Collected data entries:
** BEGIN **

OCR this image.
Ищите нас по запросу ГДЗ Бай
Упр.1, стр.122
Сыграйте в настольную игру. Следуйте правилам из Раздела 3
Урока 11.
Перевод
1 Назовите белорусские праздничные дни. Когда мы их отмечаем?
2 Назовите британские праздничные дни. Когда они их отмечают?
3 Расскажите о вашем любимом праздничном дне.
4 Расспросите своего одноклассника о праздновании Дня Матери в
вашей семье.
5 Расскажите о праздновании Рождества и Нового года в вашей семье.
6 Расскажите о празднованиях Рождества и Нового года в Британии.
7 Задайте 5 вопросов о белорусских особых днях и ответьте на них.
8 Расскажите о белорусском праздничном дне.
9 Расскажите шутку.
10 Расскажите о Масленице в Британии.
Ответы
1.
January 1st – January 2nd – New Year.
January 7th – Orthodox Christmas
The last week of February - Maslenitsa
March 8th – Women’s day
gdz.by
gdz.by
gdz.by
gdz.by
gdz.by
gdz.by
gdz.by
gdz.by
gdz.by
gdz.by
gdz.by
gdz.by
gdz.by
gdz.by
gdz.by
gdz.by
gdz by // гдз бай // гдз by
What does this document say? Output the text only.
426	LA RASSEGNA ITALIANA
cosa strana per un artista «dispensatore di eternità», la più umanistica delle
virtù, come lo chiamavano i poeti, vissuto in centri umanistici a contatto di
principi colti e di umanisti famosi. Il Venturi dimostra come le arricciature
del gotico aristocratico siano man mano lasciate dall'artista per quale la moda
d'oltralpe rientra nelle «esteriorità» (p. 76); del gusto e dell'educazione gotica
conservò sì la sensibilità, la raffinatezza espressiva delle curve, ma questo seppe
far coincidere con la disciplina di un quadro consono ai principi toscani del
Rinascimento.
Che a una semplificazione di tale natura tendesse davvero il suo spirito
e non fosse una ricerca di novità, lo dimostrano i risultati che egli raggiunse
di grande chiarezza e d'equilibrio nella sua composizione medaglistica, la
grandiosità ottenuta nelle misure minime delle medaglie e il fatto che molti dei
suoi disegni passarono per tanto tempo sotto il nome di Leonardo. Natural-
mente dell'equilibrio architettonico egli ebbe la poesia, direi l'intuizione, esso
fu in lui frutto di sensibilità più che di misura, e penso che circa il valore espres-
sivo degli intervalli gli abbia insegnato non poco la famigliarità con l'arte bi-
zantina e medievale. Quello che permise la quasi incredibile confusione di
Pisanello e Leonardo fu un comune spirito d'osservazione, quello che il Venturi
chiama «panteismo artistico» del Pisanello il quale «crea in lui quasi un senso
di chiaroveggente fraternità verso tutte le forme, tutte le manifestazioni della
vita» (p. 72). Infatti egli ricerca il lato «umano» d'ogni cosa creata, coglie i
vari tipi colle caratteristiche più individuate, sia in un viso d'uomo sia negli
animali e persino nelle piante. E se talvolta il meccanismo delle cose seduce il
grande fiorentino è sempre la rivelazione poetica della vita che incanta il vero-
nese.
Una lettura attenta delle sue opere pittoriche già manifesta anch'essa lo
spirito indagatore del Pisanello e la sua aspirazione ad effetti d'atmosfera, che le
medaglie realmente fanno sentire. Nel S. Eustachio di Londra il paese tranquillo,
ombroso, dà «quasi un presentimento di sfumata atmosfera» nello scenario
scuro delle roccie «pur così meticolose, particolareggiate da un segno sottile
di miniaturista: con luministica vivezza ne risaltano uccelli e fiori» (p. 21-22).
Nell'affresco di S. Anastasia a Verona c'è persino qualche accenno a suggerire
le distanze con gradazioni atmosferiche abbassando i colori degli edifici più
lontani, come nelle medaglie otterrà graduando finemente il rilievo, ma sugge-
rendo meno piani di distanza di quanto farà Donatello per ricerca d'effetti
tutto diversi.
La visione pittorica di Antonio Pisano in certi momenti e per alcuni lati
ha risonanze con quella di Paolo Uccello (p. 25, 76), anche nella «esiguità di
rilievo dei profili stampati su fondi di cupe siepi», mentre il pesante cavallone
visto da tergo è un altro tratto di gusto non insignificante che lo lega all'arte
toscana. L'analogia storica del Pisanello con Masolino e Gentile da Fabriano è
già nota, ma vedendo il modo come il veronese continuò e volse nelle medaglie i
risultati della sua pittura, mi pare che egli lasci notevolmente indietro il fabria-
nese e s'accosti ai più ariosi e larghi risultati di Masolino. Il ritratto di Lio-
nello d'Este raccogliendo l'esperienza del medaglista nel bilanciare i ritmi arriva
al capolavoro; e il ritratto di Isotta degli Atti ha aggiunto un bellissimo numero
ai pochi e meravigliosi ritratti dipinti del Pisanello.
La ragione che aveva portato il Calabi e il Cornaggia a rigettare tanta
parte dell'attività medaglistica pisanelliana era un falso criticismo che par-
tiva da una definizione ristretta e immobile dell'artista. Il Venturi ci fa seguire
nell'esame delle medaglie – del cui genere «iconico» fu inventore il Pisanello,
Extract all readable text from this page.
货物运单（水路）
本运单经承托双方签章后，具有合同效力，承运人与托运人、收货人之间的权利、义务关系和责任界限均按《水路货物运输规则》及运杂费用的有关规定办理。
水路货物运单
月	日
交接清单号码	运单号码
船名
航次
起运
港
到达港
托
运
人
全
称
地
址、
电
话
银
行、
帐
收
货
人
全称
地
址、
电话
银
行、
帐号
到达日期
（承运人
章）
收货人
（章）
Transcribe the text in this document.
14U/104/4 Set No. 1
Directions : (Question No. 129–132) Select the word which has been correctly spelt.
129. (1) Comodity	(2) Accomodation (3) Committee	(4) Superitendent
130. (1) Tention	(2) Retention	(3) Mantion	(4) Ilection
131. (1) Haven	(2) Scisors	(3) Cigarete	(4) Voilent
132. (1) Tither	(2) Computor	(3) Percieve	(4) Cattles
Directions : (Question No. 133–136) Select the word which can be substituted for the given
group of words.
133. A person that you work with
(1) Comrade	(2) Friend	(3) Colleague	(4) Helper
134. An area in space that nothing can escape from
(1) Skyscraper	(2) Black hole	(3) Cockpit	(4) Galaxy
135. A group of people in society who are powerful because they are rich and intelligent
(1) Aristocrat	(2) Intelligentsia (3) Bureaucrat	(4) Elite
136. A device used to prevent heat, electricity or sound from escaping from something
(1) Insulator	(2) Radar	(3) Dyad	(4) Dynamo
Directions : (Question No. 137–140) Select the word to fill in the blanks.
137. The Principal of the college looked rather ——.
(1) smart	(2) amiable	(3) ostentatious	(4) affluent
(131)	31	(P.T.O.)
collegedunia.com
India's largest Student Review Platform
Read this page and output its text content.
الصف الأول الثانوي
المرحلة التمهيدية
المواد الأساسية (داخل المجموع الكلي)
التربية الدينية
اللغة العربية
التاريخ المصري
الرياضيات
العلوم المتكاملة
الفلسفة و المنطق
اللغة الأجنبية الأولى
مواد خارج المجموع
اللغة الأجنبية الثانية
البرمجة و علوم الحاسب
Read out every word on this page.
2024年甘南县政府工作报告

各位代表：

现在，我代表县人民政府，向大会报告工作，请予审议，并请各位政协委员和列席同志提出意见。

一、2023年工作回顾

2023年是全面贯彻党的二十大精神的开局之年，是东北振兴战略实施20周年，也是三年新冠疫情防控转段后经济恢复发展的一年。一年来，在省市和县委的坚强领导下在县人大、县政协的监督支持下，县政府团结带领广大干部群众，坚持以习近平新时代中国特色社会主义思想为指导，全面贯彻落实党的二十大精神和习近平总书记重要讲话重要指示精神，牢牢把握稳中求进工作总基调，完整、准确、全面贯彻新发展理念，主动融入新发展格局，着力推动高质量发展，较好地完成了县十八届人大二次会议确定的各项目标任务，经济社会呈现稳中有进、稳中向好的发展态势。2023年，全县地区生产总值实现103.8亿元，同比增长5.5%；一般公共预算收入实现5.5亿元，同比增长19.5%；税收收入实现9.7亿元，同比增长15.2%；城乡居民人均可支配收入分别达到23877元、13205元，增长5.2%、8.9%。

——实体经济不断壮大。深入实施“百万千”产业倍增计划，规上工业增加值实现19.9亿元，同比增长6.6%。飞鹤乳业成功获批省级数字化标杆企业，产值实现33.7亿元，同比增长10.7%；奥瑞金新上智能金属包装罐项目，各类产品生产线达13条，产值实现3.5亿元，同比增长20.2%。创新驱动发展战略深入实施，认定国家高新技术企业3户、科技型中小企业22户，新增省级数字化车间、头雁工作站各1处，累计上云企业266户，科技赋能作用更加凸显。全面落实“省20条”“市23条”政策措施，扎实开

** END **

TASK REQUIREMENTS: Transcribe exactly, and only, the lines from the one bearing "Read this page and output its text content." through the last line of the entries, counting both.

RESPONSE BELOW:
Read this page and output its text content.
الصف الأول الثانوي
المرحلة التمهيدية
المواد الأساسية (داخل المجموع الكلي)
التربية الدينية
اللغة العربية
التاريخ المصري
الرياضيات
العلوم المتكاملة
الفلسفة و المنطق
اللغة الأجنبية الأولى
مواد خارج المجموع
اللغة الأجنبية الثانية
البرمجة و علوم الحاسب
Read out every word on this page.
2024年甘南县政府工作报告

各位代表：

现在，我代表县人民政府，向大会报告工作，请予审议，并请各位政协委员和列席同志提出意见。

一、2023年工作回顾

2023年是全面贯彻党的二十大精神的开局之年，是东北振兴战略实施20周年，也是三年新冠疫情防控转段后经济恢复发展的一年。一年来，在省市和县委的坚强领导下在县人大、县政协的监督支持下，县政府团结带领广大干部群众，坚持以习近平新时代中国特色社会主义思想为指导，全面贯彻落实党的二十大精神和习近平总书记重要讲话重要指示精神，牢牢把握稳中求进工作总基调，完整、准确、全面贯彻新发展理念，主动融入新发展格局，着力推动高质量发展，较好地完成了县十八届人大二次会议确定的各项目标任务，经济社会呈现稳中有进、稳中向好的发展态势。2023年，全县地区生产总值实现103.8亿元，同比增长5.5%；一般公共预算收入实现5.5亿元，同比增长19.5%；税收收入实现9.7亿元，同比增长15.2%；城乡居民人均可支配收入分别达到23877元、13205元，增长5.2%、8.9%。

——实体经济不断壮大。深入实施“百万千”产业倍增计划，规上工业增加值实现19.9亿元，同比增长6.6%。飞鹤乳业成功获批省级数字化标杆企业，产值实现33.7亿元，同比增长10.7%；奥瑞金新上智能金属包装罐项目，各类产品生产线达13条，产值实现3.5亿元，同比增长20.2%。创新驱动发展战略深入实施，认定国家高新技术企业3户、科技型中小企业22户，新增省级数字化车间、头雁工作站各1处，累计上云企业266户，科技赋能作用更加凸显。全面落实“省20条”“市23条”政策措施，扎实开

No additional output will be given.